*** Bereitgestellter Text

Eine Erlebnisreise durch Kultur, Industrie, Kunst und Geschichte

Der Besuch der Jahrhunderthalle und des umliegenden Westparks ist eine Erlebnisreise für alle Kulturliebhaber, Industrieinteressierte, Lichtkünstler und Geschichtsentdecker. Nicht nur Erwachsene, sondern auch Kinder fühlen sich im Abenteuer Westpark pudelwohl. Der Kinderspielbereich „Stahlwerksdrache“ ist für die Kleinen ein besonderes Highlight. Die Spiellandschaft in Form eines Drachen trägt einen stählernen Kopf, der bis in den Zugangsbereich des Parks reicht und dort den zentralen Punkt der Westpark-Wegebeziehungen markiert. Die Reise durch die Ruhrkultur kann die ganze Familie entweder in den ansässigen Restaurants ausklingen lassen oder durch einen Restaurantbesuch in der nahen Innenstadt abrunden. Zentrale Unterkünfte, wie das ibis oder das Mercure Hotel liegen in einer fußläufigen Entfernung von unter drei Kilometern und sind für die Entdeckungsreise durch den Westpark ein idealer Ausgangspunkt.

******
*** Extrahierte Datensätze

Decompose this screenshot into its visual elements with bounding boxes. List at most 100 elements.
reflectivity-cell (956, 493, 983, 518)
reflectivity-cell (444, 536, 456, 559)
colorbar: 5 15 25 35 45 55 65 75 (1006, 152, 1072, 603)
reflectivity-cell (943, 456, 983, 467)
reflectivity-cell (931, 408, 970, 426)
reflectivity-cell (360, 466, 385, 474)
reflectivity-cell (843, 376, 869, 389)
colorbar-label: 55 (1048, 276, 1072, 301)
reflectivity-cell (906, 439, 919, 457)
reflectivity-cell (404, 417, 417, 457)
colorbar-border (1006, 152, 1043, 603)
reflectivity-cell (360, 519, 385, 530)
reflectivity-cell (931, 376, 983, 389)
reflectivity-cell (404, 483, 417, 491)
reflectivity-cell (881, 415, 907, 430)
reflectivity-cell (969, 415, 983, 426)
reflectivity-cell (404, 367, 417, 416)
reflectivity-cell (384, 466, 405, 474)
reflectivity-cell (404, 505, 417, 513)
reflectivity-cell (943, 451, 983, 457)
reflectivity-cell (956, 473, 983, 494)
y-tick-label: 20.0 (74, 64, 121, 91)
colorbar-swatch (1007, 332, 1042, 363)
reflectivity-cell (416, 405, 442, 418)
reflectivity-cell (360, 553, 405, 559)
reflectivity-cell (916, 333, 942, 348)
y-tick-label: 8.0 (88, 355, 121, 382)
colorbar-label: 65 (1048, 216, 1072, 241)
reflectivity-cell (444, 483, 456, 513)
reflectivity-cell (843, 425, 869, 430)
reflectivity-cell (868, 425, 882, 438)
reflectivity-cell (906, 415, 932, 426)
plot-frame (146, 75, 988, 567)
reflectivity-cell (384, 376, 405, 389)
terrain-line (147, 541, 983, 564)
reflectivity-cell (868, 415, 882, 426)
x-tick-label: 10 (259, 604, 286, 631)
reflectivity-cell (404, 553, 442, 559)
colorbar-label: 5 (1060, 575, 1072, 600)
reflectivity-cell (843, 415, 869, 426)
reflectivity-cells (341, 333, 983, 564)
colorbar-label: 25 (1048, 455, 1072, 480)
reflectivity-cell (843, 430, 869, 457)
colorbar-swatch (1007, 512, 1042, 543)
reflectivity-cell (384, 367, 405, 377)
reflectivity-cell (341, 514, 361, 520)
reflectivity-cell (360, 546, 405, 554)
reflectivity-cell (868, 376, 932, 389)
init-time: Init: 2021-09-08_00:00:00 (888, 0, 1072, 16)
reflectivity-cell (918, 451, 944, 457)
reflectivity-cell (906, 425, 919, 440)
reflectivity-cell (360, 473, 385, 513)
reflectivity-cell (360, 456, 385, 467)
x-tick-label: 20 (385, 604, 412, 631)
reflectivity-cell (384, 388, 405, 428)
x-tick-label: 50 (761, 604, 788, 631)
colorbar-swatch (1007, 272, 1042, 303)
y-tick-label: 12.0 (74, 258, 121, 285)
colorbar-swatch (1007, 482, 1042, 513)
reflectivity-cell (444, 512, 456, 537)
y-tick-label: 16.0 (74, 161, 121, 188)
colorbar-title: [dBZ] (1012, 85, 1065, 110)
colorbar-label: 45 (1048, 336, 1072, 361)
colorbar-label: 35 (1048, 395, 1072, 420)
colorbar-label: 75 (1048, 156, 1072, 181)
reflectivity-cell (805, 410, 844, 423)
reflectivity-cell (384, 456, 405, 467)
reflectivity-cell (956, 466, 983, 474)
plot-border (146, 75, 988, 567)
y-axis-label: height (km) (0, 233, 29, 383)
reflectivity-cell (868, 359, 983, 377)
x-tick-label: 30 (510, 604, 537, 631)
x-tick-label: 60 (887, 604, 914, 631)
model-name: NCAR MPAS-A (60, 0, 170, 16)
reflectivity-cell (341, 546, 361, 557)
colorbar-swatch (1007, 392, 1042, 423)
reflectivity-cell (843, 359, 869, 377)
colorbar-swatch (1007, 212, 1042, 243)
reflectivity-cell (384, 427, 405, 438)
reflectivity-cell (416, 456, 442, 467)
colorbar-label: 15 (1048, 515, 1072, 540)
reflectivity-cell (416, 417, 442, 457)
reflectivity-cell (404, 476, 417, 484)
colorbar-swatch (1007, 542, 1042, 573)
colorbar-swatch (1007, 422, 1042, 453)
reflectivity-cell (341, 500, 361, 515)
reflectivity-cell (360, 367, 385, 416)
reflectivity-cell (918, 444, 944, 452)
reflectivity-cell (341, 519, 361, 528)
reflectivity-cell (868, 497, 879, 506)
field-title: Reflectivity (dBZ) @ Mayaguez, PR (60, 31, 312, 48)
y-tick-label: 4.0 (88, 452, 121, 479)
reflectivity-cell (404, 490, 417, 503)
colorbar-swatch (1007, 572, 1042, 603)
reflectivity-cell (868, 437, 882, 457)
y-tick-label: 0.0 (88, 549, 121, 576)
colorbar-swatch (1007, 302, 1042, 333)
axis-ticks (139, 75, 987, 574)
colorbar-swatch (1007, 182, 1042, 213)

******

*Aufgaben*.
1: Wie heißt laut dem Text zur Jahrhunderthalle der Kinderspielbereich im Westpark?
2: Zählen Sie alle Personengruppen auf, für die der Besuch der Jahrhunderthalle und des Westparks laut dem Text zur Jahrhunderthalle eine Erlebnisreise ist.

*Lösungen der Aufgaben*.
1: „Stahlwerksdrache“

2: Kulturliebhaber, Industrieinteressierte, Lichtkünstler, Geschichtsentdecker